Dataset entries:

────────────────────

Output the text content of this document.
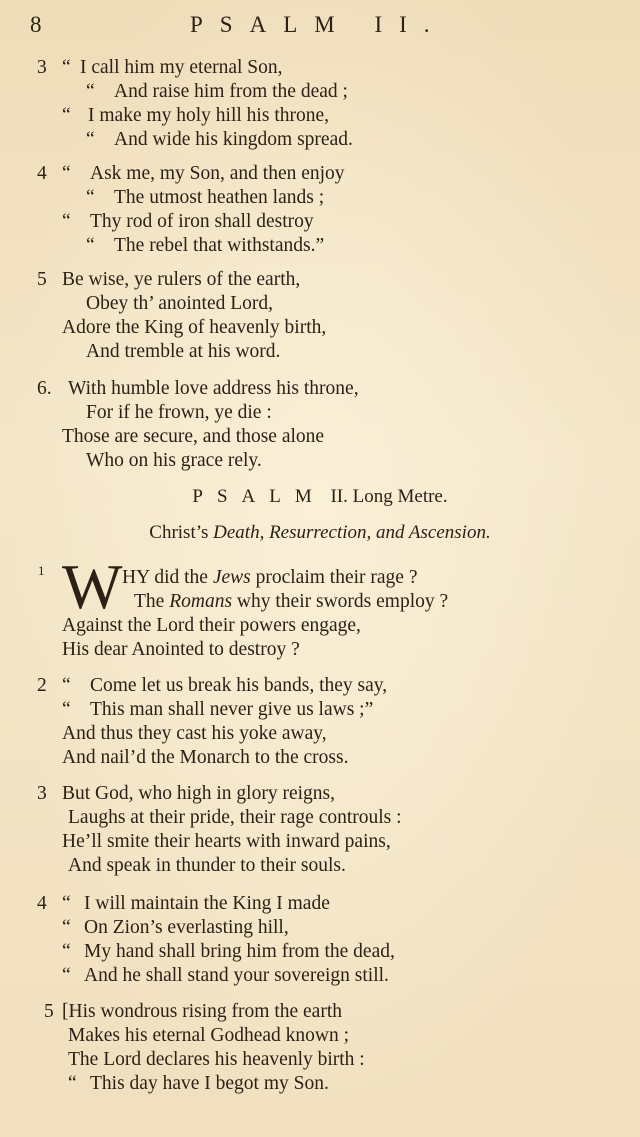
8	PSALM II.
3 “ I call him my eternal Son,
“ And raise him from the dead ;
“ I make my holy hill his throne,
“ And wide his kingdom spread.
4 “ Ask me, my Son, and then enjoy
“ The utmost heathen lands ;
“ Thy rod of iron shall destroy
“ The rebel that withstands.”
5 Be wise, ye rulers of the earth,
Obey th’ anointed Lord,
Adore the King of heavenly birth,
And tremble at his word.
6. With humble love address his throne,
For if he frown, ye die :
Those are secure, and those alone
Who on his grace rely.
PSALM II. Long Metre.
Christ’s Death, Resurrection, and Ascension.
1 W HY did the Jews proclaim their rage ?
The Romans why their swords employ ?
Against the Lord their powers engage,
His dear Anointed to destroy ?
2 “ Come let us break his bands, they say,
“ This man shall never give us laws ;”
And thus they cast his yoke away,
And nail’d the Monarch to the cross.
3 But God, who high in glory reigns,
Laughs at their pride, their rage controuls :
He’ll smite their hearts with inward pains,
And speak in thunder to their souls.
4 “ I will maintain the King I made
“ On Zion’s everlasting hill,
“ My hand shall bring him from the dead,
“ And he shall stand your sovereign still.
5 [His wondrous rising from the earth
Makes his eternal Godhead known ;
The Lord declares his heavenly birth :
“ This day have I begot my Son.
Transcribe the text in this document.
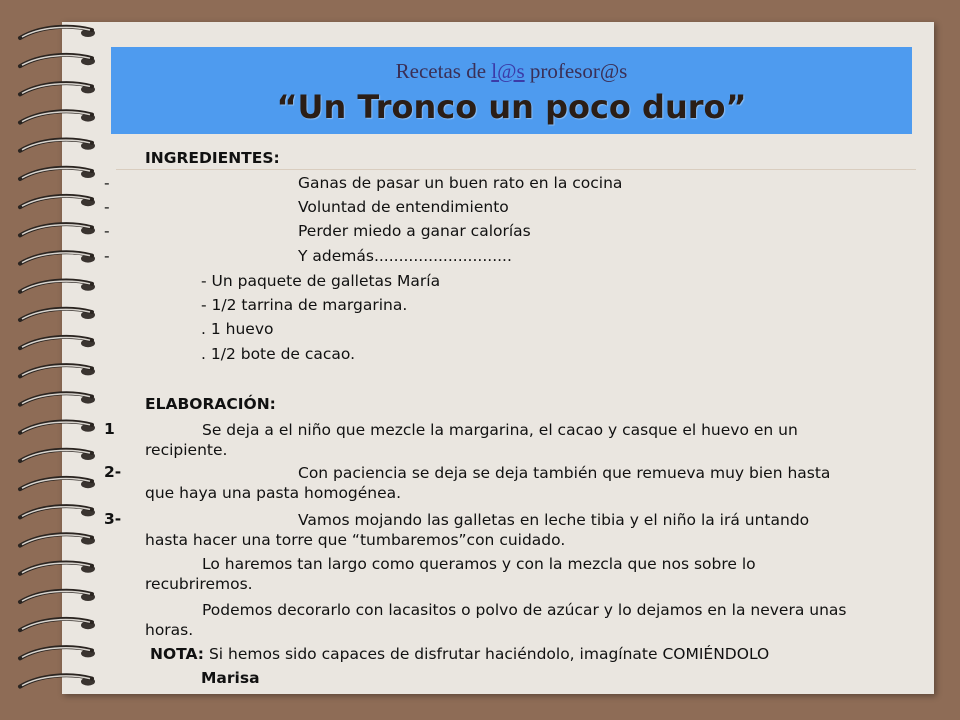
Recetas de l@s profesor@s
“Un Tronco un poco duro”
INGREDIENTES:
-	Ganas de pasar un buen rato en la cocina
-	Voluntad de entendimiento
-	Perder miedo a ganar calorías
-	Y además............................
- Un paquete de galletas María
- 1/2 tarrina de margarina.
. 1 huevo
. 1/2 bote de cacao.
ELABORACIÓN:
1	Se deja a el niño que mezcle la margarina, el cacao y casque el huevo en un
recipiente.
2-	Con paciencia se deja se deja también que remueva muy bien hasta
que haya una pasta homogénea.
3-	Vamos mojando las galletas en leche tibia y el niño la irá untando
hasta hacer una torre que “tumbaremos”con cuidado.
Lo haremos tan largo como queramos y con la mezcla que nos sobre lo
recubriremos.
Podemos decorarlo con lacasitos o polvo de azúcar y lo dejamos en la nevera unas
horas.
NOTA: Si hemos sido capaces de disfrutar haciéndolo, imagínate COMIÉNDOLO
Marisa
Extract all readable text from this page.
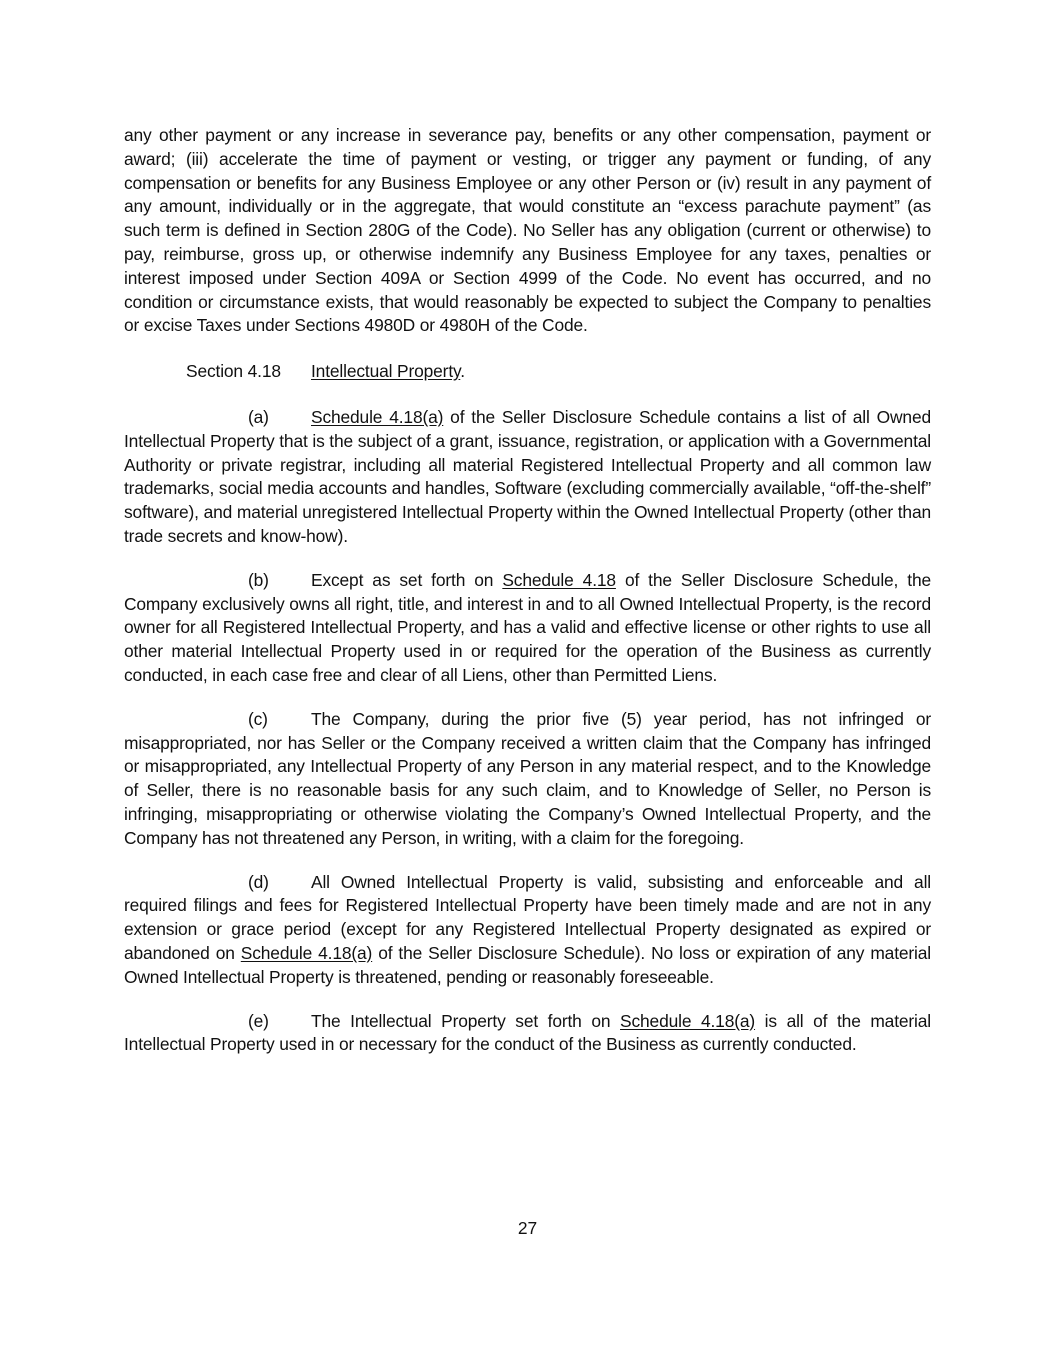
any other payment or any increase in severance pay, benefits or any other compensation, payment or award; (iii) accelerate the time of payment or vesting, or trigger any payment or funding, of any compensation or benefits for any Business Employee or any other Person or (iv) result in any payment of any amount, individually or in the aggregate, that would constitute an “excess parachute payment” (as such term is defined in Section 280G of the Code). No Seller has any obligation (current or otherwise) to pay, reimburse, gross up, or otherwise indemnify any Business Employee for any taxes, penalties or interest imposed under Section 409A or Section 4999 of the Code. No event has occurred, and no condition or circumstance exists, that would reasonably be expected to subject the Company to penalties or excise Taxes under Sections 4980D or 4980H of the Code.

Section 4.18 Intellectual Property.

(a) Schedule 4.18(a) of the Seller Disclosure Schedule contains a list of all Owned Intellectual Property that is the subject of a grant, issuance, registration, or application with a Governmental Authority or private registrar, including all material Registered Intellectual Property and all common law trademarks, social media accounts and handles, Software (excluding commercially available, “off-the-shelf” software), and material unregistered Intellectual Property within the Owned Intellectual Property (other than trade secrets and know-how).

(b) Except as set forth on Schedule 4.18 of the Seller Disclosure Schedule, the Company exclusively owns all right, title, and interest in and to all Owned Intellectual Property, is the record owner for all Registered Intellectual Property, and has a valid and effective license or other rights to use all other material Intellectual Property used in or required for the operation of the Business as currently conducted, in each case free and clear of all Liens, other than Permitted Liens.

(c) The Company, during the prior five (5) year period, has not infringed or misappropriated, nor has Seller or the Company received a written claim that the Company has infringed or misappropriated, any Intellectual Property of any Person in any material respect, and to the Knowledge of Seller, there is no reasonable basis for any such claim, and to Knowledge of Seller, no Person is infringing, misappropriating or otherwise violating the Company’s Owned Intellectual Property, and the Company has not threatened any Person, in writing, with a claim for the foregoing.

(d) All Owned Intellectual Property is valid, subsisting and enforceable and all required filings and fees for Registered Intellectual Property have been timely made and are not in any extension or grace period (except for any Registered Intellectual Property designated as expired or abandoned on Schedule 4.18(a) of the Seller Disclosure Schedule). No loss or expiration of any material Owned Intellectual Property is threatened, pending or reasonably foreseeable.

(e) The Intellectual Property set forth on Schedule 4.18(a) is all of the material Intellectual Property used in or necessary for the conduct of the Business as currently conducted.

27
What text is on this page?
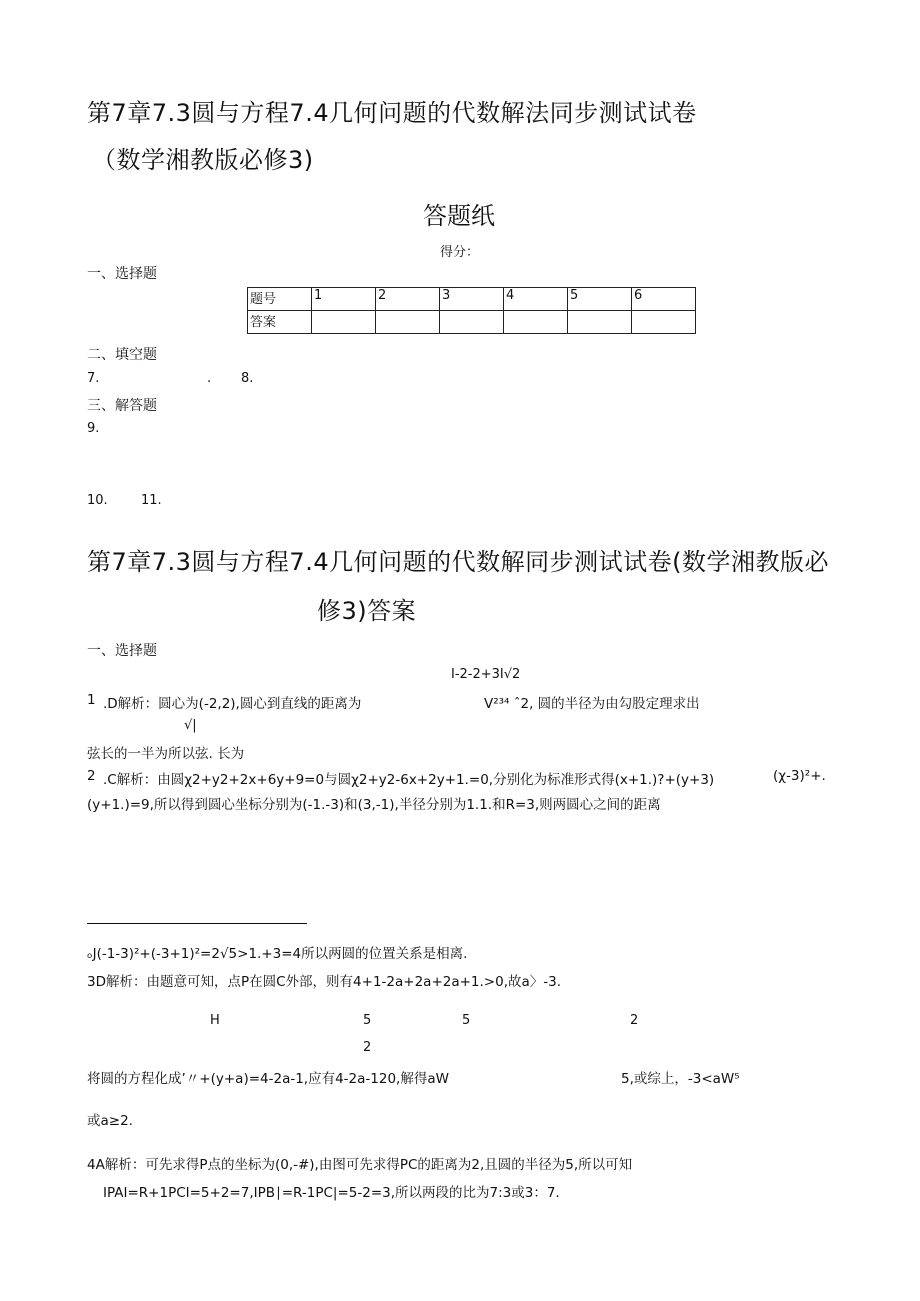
第7章7.3圆与方程7.4几何问题的代数解法同步测试试卷
（数学湘教版必修3)
答题纸
得分：
一、选择题
题号	1	2	3	4	5	6
答案						
二、填空题
7.	. 8.
三、解答题
9.
10.	11.
第7章7.3圆与方程7.4几何问题的代数解同步测试试卷(数学湘教版必
修3)答案
一、选择题
I-2-2+3I√2
1 .D解析：圆心为(-2,2),圆心到直线的距离为	V²³⁴ ˆ2, 圆的半径为由勾股定理求出
√|
弦长的一半为所以弦. 长为
2 .C解析：由圆χ2+y2+2x+6y+9=0与圆χ2+y2-6x+2y+1.=0,分别化为标准形式得(x+1.)?+(y+3)	(χ-3)²+.
(y+1.)=9,所以得到圆心坐标分别为(-1.-3)和(3,-1),半径分别为1.1.和R=3,则两圆心之间的距离
ₒJ(-1-3)²+(-3+1)²=2√5>1.+3=4所以两圆的位置关系是相离.
3D解析：由题意可知，点P在圆C外部，则有4+1-2a+2a+2a+1.>0,故a〉-3.
H	5	5	2
2
将圆的方程化成’〃+(y+a)=4-2a-1,应有4-2a-120,解得aW	5,或综上，-3<aW⁵
或a≥2.
4A解析：可先求得P点的坐标为(0,-#),由图可先求得PC的距离为2,且圆的半径为5,所以可知
IPAI=R+1PCI=5+2=7,IPB∣=R-1PC|=5-2=3,所以两段的比为7:3或3：7.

────────────────────

Print the listing above in full, exactly as written. Omit any pictures.

Output the text content of this document.
8	PSALM II.
3 “ I call him my eternal Son,
“ And raise him from the dead ;
“ I make my holy hill his throne,
“ And wide his kingdom spread.
4 “ Ask me, my Son, and then enjoy
“ The utmost heathen lands ;
“ Thy rod of iron shall destroy
“ The rebel that withstands.”
5 Be wise, ye rulers of the earth,
Obey th’ anointed Lord,
Adore the King of heavenly birth,
And tremble at his word.
6. With humble love address his throne,
For if he frown, ye die :
Those are secure, and those alone
Who on his grace rely.
PSALM II. Long Metre.
Christ’s Death, Resurrection, and Ascension.
1 W HY did the Jews proclaim their rage ?
The Romans why their swords employ ?
Against the Lord their powers engage,
His dear Anointed to destroy ?
2 “ Come let us break his bands, they say,
“ This man shall never give us laws ;”
And thus they cast his yoke away,
And nail’d the Monarch to the cross.
3 But God, who high in glory reigns,
Laughs at their pride, their rage controuls :
He’ll smite their hearts with inward pains,
And speak in thunder to their souls.
4 “ I will maintain the King I made
“ On Zion’s everlasting hill,
“ My hand shall bring him from the dead,
“ And he shall stand your sovereign still.
5 [His wondrous rising from the earth
Makes his eternal Godhead known ;
The Lord declares his heavenly birth :
“ This day have I begot my Son.
Transcribe the text in this document.
Recetas de l@s profesor@s
“Un Tronco un poco duro”
INGREDIENTES:
-	Ganas de pasar un buen rato en la cocina
-	Voluntad de entendimiento
-	Perder miedo a ganar calorías
-	Y además............................
- Un paquete de galletas María
- 1/2 tarrina de margarina.
. 1 huevo
. 1/2 bote de cacao.
ELABORACIÓN:
1	Se deja a el niño que mezcle la margarina, el cacao y casque el huevo en un
recipiente.
2-	Con paciencia se deja se deja también que remueva muy bien hasta
que haya una pasta homogénea.
3-	Vamos mojando las galletas en leche tibia y el niño la irá untando
hasta hacer una torre que “tumbaremos”con cuidado.
Lo haremos tan largo como queramos y con la mezcla que nos sobre lo
recubriremos.
Podemos decorarlo con lacasitos o polvo de azúcar y lo dejamos en la nevera unas
horas.
NOTA: Si hemos sido capaces de disfrutar haciéndolo, imagínate COMIÉNDOLO
Marisa
Extract all readable text from this page.
any other payment or any increase in severance pay, benefits or any other compensation, payment or award; (iii) accelerate the time of payment or vesting, or trigger any payment or funding, of any compensation or benefits for any Business Employee or any other Person or (iv) result in any payment of any amount, individually or in the aggregate, that would constitute an “excess parachute payment” (as such term is defined in Section 280G of the Code). No Seller has any obligation (current or otherwise) to pay, reimburse, gross up, or otherwise indemnify any Business Employee for any taxes, penalties or interest imposed under Section 409A or Section 4999 of the Code. No event has occurred, and no condition or circumstance exists, that would reasonably be expected to subject the Company to penalties or excise Taxes under Sections 4980D or 4980H of the Code.

Section 4.18 Intellectual Property.

(a) Schedule 4.18(a) of the Seller Disclosure Schedule contains a list of all Owned Intellectual Property that is the subject of a grant, issuance, registration, or application with a Governmental Authority or private registrar, including all material Registered Intellectual Property and all common law trademarks, social media accounts and handles, Software (excluding commercially available, “off-the-shelf” software), and material unregistered Intellectual Property within the Owned Intellectual Property (other than trade secrets and know-how).

(b) Except as set forth on Schedule 4.18 of the Seller Disclosure Schedule, the Company exclusively owns all right, title, and interest in and to all Owned Intellectual Property, is the record owner for all Registered Intellectual Property, and has a valid and effective license or other rights to use all other material Intellectual Property used in or required for the operation of the Business as currently conducted, in each case free and clear of all Liens, other than Permitted Liens.

(c) The Company, during the prior five (5) year period, has not infringed or misappropriated, nor has Seller or the Company received a written claim that the Company has infringed or misappropriated, any Intellectual Property of any Person in any material respect, and to the Knowledge of Seller, there is no reasonable basis for any such claim, and to Knowledge of Seller, no Person is infringing, misappropriating or otherwise violating the Company’s Owned Intellectual Property, and the Company has not threatened any Person, in writing, with a claim for the foregoing.

(d) All Owned Intellectual Property is valid, subsisting and enforceable and all required filings and fees for Registered Intellectual Property have been timely made and are not in any extension or grace period (except for any Registered Intellectual Property designated as expired or abandoned on Schedule 4.18(a) of the Seller Disclosure Schedule). No loss or expiration of any material Owned Intellectual Property is threatened, pending or reasonably foreseeable.

(e) The Intellectual Property set forth on Schedule 4.18(a) is all of the material Intellectual Property used in or necessary for the conduct of the Business as currently conducted.

27
What text is on this page?
第7章7.3圆与方程7.4几何问题的代数解法同步测试试卷
（数学湘教版必修3)
答题纸
得分：
一、选择题
题号	1	2	3	4	5	6
答案						
二、填空题
7.	. 8.
三、解答题
9.
10.	11.
第7章7.3圆与方程7.4几何问题的代数解同步测试试卷(数学湘教版必
修3)答案
一、选择题
I-2-2+3I√2
1 .D解析：圆心为(-2,2),圆心到直线的距离为	V²³⁴ ˆ2, 圆的半径为由勾股定理求出
√|
弦长的一半为所以弦. 长为
2 .C解析：由圆χ2+y2+2x+6y+9=0与圆χ2+y2-6x+2y+1.=0,分别化为标准形式得(x+1.)?+(y+3)	(χ-3)²+.
(y+1.)=9,所以得到圆心坐标分别为(-1.-3)和(3,-1),半径分别为1.1.和R=3,则两圆心之间的距离
ₒJ(-1-3)²+(-3+1)²=2√5>1.+3=4所以两圆的位置关系是相离.
3D解析：由题意可知，点P在圆C外部，则有4+1-2a+2a+2a+1.>0,故a〉-3.
H	5	5	2
2
将圆的方程化成’〃+(y+a)=4-2a-1,应有4-2a-120,解得aW	5,或综上，-3<aW⁵
或a≥2.
4A解析：可先求得P点的坐标为(0,-#),由图可先求得PC的距离为2,且圆的半径为5,所以可知
IPAI=R+1PCI=5+2=7,IPB∣=R-1PC|=5-2=3,所以两段的比为7:3或3：7.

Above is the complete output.